REQUIRED WORK. In the data below, locate each line with the word "name" and list it.

RECORDS SUPPLIED.
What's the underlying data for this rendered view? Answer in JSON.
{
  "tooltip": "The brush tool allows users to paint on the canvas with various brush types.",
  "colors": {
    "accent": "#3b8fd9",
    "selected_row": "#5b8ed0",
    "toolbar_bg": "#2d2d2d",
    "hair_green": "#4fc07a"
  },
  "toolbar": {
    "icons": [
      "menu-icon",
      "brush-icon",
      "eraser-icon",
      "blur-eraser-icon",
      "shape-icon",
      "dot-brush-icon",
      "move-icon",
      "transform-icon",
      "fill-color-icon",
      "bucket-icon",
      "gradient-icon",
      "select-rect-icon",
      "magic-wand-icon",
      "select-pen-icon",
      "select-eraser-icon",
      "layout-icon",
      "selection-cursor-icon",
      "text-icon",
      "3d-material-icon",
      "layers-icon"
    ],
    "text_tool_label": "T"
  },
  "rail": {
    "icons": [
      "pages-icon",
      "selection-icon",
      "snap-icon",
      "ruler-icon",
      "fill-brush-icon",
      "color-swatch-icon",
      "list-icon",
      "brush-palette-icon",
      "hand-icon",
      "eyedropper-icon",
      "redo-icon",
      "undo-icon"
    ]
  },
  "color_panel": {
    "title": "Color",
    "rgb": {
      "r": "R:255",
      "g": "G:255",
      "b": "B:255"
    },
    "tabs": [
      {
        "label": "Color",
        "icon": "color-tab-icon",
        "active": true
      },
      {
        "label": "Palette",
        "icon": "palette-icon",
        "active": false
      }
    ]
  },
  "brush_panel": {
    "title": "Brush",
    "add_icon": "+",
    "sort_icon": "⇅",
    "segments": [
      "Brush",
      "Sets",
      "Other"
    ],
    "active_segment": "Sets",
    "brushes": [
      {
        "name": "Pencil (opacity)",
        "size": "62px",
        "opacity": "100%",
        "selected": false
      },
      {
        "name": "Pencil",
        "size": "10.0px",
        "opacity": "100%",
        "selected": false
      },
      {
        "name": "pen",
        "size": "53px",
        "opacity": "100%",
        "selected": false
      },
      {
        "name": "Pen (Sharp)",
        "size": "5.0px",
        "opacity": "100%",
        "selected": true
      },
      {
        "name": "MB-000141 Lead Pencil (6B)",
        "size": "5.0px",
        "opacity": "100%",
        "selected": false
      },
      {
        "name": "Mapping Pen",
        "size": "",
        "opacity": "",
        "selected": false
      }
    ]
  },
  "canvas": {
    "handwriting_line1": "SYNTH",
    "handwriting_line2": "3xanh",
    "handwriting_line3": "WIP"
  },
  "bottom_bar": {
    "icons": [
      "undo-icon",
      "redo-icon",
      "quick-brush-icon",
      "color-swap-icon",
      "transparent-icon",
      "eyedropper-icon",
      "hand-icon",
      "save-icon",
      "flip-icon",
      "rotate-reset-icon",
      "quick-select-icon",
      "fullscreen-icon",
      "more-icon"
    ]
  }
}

PROBLEM SOLUTION.
        "name": "Pencil (opacity)",
        "name": "Pencil",
        "name": "pen",
        "name": "Pen (Sharp)",
        "name": "MB-000141 Lead Pencil (6B)",
        "name": "Mapping Pen",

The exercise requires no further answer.